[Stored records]
--- BEGIN ---
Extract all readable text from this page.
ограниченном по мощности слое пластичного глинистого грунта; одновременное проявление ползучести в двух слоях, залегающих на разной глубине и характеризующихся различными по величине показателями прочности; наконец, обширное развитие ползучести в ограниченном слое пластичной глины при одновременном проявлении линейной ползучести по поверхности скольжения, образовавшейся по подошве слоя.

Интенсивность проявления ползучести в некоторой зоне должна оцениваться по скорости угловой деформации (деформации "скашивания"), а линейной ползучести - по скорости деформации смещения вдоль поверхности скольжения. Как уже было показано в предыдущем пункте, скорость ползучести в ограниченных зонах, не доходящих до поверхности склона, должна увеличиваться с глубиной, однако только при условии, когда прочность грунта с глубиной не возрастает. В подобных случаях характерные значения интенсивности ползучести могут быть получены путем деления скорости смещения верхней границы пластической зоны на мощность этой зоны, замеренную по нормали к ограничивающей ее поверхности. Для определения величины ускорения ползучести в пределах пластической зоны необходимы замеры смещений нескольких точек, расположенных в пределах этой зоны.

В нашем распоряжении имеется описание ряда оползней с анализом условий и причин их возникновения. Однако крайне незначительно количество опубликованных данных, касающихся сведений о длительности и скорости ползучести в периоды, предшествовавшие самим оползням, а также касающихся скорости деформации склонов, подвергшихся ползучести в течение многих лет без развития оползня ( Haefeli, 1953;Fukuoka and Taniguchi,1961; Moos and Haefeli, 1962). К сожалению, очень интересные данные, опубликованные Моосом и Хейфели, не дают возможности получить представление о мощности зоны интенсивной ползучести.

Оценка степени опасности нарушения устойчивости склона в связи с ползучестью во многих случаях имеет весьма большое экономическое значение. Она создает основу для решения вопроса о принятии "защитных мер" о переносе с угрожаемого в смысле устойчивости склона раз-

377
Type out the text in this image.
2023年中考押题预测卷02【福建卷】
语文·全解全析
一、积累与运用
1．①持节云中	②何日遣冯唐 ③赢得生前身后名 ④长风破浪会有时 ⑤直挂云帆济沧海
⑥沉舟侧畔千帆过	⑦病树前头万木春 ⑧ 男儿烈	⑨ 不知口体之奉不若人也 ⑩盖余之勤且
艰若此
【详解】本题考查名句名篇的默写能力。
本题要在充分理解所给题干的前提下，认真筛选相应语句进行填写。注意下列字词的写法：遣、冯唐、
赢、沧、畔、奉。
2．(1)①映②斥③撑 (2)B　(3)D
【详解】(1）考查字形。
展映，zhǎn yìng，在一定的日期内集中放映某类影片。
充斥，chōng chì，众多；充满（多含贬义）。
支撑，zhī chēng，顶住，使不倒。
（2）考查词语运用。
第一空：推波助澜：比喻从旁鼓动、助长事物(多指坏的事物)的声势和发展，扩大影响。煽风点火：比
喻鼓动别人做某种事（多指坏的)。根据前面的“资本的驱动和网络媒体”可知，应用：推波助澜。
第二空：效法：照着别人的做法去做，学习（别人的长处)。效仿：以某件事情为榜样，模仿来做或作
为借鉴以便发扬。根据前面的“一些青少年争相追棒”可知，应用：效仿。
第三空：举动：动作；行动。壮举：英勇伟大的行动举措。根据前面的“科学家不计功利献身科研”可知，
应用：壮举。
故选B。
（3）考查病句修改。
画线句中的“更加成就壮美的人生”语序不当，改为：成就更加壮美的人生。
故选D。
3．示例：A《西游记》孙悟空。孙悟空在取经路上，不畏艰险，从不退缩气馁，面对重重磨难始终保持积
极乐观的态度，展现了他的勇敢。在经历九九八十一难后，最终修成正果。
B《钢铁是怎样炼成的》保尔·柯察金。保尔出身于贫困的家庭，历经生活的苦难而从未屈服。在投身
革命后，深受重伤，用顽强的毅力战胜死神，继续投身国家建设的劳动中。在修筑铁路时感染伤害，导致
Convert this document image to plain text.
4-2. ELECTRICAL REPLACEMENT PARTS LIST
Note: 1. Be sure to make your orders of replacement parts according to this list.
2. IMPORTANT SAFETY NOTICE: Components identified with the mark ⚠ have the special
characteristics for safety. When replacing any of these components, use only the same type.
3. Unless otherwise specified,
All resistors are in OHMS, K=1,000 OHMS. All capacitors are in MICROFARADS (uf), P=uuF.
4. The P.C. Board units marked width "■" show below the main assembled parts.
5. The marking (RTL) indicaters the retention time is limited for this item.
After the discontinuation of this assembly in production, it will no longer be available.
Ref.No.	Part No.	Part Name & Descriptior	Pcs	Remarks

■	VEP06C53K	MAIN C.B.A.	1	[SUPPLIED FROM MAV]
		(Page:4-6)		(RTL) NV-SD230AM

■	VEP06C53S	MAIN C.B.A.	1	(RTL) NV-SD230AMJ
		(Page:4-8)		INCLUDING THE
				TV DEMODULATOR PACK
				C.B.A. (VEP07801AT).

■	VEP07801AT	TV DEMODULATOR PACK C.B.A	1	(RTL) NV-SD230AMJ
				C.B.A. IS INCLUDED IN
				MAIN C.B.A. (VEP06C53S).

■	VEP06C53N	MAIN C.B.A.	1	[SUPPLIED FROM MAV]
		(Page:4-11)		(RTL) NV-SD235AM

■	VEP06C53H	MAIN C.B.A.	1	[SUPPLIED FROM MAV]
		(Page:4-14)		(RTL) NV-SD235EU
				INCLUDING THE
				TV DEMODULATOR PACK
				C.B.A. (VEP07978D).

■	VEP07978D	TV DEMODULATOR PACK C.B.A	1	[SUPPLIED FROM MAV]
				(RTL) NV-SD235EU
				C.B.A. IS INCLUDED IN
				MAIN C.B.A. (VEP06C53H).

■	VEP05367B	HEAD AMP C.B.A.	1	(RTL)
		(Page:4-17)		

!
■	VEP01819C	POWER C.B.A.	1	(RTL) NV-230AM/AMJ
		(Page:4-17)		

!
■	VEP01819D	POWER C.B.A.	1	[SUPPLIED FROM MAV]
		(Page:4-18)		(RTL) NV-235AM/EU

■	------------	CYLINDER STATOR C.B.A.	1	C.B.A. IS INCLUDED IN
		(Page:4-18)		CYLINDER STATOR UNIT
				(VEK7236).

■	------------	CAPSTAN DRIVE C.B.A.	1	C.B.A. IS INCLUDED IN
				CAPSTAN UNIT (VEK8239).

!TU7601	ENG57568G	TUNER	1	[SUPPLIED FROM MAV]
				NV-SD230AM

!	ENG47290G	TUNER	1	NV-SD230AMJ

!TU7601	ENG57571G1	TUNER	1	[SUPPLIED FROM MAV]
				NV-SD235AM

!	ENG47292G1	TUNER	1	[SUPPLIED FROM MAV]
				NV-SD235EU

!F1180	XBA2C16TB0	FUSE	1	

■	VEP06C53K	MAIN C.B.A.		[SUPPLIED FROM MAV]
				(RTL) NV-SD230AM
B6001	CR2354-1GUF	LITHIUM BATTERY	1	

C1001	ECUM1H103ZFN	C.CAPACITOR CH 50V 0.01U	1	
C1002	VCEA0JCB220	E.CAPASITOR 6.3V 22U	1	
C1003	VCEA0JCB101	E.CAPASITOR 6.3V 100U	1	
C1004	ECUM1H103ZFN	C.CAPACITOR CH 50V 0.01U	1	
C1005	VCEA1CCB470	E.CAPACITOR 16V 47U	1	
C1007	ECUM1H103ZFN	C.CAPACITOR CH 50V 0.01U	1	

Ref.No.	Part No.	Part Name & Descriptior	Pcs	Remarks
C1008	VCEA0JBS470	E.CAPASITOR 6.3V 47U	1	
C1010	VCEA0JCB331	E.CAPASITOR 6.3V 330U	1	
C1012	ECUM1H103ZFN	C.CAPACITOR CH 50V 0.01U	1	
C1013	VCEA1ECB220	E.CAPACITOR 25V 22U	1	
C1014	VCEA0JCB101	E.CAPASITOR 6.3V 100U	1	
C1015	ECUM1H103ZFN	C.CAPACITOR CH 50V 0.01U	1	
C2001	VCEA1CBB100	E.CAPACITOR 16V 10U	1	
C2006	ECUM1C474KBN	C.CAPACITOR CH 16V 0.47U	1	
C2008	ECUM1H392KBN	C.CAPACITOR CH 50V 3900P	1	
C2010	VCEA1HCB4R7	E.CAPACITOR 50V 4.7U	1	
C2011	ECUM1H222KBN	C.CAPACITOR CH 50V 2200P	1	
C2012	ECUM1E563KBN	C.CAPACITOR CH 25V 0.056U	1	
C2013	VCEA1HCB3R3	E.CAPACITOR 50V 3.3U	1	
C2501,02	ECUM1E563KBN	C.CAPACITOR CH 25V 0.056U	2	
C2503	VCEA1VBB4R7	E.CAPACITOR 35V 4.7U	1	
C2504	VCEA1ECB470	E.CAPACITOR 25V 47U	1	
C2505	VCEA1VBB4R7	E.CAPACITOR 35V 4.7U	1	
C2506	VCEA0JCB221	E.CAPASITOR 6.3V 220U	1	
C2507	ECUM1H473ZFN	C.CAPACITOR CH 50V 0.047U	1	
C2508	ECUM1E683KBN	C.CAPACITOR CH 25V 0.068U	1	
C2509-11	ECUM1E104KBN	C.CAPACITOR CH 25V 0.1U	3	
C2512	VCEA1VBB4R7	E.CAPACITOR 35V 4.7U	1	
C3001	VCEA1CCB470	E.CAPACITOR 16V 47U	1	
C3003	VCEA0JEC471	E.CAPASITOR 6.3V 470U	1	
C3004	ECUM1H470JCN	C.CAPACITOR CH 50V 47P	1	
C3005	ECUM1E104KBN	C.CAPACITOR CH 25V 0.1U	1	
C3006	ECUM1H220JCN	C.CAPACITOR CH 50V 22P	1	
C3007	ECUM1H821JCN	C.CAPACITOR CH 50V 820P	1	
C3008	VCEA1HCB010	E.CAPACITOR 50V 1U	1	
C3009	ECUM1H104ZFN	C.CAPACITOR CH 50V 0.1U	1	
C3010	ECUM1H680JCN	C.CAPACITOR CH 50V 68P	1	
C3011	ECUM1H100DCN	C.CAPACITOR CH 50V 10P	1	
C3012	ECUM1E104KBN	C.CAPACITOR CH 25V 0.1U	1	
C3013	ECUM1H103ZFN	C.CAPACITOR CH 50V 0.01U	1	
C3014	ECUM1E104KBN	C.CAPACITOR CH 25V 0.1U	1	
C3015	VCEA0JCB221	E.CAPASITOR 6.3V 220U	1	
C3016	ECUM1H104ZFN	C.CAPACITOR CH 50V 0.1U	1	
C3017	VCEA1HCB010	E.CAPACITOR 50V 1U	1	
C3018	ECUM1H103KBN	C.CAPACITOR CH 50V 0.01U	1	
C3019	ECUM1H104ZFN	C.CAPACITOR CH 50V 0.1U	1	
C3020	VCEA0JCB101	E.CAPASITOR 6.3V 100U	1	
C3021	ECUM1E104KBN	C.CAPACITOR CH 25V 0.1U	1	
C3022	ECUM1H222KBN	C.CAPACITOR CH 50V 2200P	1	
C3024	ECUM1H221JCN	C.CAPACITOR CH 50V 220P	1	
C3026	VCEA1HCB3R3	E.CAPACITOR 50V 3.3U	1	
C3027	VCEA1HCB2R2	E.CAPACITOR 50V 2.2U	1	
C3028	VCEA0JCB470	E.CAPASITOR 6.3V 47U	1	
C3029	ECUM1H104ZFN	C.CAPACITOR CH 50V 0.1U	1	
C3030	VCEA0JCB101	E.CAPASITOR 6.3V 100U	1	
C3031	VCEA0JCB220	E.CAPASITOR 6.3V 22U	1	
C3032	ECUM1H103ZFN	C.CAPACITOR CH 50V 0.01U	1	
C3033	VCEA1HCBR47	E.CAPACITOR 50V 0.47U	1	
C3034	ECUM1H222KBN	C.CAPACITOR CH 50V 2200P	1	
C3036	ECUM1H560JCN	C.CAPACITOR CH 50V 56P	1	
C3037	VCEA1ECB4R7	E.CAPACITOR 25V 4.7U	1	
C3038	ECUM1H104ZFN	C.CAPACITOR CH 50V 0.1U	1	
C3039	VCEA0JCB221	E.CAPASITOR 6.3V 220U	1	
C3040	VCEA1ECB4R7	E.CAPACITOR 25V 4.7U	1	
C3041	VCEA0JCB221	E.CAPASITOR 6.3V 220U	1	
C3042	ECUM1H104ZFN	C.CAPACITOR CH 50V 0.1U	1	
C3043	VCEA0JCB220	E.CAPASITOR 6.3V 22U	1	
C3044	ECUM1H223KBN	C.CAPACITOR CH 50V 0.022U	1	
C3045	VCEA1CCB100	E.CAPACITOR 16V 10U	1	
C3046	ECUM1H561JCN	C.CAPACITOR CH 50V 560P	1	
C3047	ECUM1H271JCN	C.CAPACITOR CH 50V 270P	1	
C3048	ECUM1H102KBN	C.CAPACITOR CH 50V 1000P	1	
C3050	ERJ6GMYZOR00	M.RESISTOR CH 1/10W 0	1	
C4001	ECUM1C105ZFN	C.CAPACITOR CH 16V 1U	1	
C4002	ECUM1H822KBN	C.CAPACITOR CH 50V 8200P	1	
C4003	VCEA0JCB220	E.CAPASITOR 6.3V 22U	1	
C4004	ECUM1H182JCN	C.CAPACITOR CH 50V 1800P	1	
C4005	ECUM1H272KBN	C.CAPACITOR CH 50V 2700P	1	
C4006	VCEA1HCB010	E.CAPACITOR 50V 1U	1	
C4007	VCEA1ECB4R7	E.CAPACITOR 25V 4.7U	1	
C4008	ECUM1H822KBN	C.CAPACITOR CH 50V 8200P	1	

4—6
--- END ---
PROBLEM TO SOLVE: Count up every line above that has the word "image" in it; answer with the number alone.

RESULT: 2